- _DATASET ROWS_:
+ + + +
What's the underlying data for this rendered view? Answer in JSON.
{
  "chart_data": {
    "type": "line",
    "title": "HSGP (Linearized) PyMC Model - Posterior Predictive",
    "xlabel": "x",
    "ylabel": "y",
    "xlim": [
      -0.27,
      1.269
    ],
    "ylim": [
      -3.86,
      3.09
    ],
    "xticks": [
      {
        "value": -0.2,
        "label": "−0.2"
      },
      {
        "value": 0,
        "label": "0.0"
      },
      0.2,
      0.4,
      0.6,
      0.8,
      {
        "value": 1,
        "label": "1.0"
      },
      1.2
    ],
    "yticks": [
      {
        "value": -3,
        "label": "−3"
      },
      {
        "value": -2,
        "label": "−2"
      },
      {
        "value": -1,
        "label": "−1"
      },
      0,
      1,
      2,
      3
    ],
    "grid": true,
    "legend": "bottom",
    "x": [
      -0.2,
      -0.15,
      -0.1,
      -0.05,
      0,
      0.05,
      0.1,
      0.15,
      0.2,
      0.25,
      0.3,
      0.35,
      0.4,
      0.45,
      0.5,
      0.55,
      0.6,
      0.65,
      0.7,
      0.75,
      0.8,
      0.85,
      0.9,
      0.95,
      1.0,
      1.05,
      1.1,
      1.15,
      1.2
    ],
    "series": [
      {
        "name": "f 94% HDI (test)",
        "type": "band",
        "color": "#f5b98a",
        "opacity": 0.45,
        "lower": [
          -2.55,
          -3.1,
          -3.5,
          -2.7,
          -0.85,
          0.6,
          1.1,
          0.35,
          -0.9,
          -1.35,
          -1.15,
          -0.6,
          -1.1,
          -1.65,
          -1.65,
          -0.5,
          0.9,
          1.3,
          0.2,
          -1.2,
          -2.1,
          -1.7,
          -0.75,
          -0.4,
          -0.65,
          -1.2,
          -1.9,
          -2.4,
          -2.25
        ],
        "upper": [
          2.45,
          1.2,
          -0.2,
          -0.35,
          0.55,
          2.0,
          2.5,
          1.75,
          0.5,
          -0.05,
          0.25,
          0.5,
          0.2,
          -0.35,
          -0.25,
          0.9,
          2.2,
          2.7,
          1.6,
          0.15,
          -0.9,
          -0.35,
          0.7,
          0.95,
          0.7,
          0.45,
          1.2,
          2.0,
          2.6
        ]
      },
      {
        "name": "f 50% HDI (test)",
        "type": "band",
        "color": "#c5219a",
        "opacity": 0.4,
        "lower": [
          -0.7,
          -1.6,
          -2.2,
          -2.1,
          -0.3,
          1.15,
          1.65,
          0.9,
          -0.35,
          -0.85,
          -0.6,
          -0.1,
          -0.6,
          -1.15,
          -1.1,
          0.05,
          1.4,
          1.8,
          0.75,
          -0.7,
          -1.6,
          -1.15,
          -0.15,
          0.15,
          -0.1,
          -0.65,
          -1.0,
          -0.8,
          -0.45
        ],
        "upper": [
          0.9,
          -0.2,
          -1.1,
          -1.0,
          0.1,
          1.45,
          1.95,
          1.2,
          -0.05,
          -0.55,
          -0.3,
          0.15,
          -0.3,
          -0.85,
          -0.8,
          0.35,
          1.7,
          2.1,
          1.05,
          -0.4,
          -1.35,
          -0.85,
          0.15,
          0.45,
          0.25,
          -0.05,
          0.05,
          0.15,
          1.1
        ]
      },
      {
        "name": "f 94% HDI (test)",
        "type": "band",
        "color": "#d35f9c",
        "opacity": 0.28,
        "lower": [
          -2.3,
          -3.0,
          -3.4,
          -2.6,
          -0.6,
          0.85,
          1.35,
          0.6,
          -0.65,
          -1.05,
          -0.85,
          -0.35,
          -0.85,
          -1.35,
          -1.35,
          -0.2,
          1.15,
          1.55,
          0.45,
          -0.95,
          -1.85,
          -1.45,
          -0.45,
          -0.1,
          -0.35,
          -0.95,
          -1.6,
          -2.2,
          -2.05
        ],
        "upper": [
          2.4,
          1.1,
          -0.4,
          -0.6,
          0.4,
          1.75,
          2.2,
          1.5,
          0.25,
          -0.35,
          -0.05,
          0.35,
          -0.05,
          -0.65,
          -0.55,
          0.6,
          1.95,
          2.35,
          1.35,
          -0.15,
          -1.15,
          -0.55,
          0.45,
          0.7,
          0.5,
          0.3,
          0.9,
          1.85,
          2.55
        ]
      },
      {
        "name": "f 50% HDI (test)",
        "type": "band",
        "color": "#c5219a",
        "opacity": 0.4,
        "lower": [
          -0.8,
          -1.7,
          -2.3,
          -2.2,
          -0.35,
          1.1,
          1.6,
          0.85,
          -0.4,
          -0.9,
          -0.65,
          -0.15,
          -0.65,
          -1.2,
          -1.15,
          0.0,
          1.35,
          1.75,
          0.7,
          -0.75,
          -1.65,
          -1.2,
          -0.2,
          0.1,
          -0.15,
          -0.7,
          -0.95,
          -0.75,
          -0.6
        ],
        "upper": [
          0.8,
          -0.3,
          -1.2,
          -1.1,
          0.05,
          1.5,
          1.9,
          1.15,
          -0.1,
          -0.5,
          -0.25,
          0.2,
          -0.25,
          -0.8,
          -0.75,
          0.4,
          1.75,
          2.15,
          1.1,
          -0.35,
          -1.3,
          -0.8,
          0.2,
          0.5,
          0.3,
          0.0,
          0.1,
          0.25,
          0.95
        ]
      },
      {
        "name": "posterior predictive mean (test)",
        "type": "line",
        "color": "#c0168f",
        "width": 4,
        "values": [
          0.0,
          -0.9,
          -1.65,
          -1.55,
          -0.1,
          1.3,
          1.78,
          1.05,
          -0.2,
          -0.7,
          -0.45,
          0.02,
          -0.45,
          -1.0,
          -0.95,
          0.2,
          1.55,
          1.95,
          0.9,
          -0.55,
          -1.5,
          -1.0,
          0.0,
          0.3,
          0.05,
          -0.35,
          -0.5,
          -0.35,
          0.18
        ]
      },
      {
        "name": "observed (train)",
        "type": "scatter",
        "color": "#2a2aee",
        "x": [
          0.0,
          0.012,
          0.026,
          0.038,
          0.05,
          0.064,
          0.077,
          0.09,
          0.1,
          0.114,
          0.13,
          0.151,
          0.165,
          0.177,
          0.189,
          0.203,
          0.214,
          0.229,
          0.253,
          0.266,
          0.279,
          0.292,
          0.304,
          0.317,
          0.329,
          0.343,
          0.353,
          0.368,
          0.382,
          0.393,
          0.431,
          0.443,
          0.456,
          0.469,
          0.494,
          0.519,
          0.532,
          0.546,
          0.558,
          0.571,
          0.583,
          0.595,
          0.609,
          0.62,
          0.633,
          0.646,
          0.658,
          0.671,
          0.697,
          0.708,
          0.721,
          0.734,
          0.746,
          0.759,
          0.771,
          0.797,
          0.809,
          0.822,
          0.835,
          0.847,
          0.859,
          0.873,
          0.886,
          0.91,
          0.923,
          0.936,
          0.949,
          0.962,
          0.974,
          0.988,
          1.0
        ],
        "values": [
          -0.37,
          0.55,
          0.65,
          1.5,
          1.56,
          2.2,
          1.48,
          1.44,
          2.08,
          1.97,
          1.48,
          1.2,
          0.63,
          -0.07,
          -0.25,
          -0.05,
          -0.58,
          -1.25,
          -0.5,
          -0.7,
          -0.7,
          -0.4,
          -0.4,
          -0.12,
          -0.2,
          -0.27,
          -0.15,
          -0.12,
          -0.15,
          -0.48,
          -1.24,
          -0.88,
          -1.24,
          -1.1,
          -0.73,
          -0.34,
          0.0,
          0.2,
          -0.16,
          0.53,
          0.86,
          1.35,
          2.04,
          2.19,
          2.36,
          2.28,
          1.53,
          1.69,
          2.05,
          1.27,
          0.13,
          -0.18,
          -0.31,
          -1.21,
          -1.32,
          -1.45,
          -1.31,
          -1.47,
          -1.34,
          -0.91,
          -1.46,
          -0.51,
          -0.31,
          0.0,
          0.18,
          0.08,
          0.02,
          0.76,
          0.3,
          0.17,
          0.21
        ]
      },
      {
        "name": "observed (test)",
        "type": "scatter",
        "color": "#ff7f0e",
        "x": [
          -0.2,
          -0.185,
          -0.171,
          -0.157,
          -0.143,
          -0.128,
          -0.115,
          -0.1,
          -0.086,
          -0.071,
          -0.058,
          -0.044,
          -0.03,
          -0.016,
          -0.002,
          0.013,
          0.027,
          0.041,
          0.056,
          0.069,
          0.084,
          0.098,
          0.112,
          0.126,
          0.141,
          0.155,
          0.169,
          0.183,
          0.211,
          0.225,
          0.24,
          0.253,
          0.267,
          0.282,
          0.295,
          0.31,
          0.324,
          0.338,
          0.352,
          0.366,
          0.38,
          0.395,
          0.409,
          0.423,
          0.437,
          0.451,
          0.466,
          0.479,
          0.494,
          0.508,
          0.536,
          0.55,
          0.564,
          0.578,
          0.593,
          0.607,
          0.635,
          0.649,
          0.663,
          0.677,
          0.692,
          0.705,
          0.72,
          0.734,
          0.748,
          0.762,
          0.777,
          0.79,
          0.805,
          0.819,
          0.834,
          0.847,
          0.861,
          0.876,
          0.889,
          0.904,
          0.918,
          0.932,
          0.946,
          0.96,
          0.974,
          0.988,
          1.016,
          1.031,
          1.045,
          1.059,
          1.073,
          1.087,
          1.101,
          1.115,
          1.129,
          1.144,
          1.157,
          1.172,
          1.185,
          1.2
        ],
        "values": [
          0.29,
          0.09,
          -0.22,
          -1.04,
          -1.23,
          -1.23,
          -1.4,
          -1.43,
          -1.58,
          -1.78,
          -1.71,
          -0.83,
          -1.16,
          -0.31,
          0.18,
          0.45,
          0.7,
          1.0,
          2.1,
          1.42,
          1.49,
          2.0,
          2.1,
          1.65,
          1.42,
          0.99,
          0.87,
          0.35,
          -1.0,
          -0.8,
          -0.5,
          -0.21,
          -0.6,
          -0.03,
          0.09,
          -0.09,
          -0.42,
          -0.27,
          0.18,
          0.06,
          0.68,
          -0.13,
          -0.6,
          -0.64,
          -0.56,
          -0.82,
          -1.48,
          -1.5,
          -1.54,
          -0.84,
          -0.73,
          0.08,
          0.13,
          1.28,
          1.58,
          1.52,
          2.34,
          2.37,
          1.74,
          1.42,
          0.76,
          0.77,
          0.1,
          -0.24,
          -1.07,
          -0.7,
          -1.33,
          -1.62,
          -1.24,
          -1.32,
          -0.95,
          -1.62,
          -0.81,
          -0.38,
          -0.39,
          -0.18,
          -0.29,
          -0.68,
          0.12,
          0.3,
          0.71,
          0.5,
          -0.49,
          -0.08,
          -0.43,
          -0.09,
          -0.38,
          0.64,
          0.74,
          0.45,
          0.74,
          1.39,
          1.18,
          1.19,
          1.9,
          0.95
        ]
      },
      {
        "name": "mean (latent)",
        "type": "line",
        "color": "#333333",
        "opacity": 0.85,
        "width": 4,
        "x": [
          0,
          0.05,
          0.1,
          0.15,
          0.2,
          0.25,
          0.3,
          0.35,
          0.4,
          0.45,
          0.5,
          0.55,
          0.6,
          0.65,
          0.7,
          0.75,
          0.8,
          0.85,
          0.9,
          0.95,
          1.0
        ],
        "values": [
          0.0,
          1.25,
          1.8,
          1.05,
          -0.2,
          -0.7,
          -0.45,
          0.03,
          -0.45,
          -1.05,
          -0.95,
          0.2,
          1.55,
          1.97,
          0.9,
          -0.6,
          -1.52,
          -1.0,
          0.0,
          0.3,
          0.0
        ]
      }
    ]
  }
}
+ + + +
- _SET EXERCISE_:
State the count of lines with the word "name" in them, and write nothing else.

- _ANSWER TO THE EXERCISE_:
8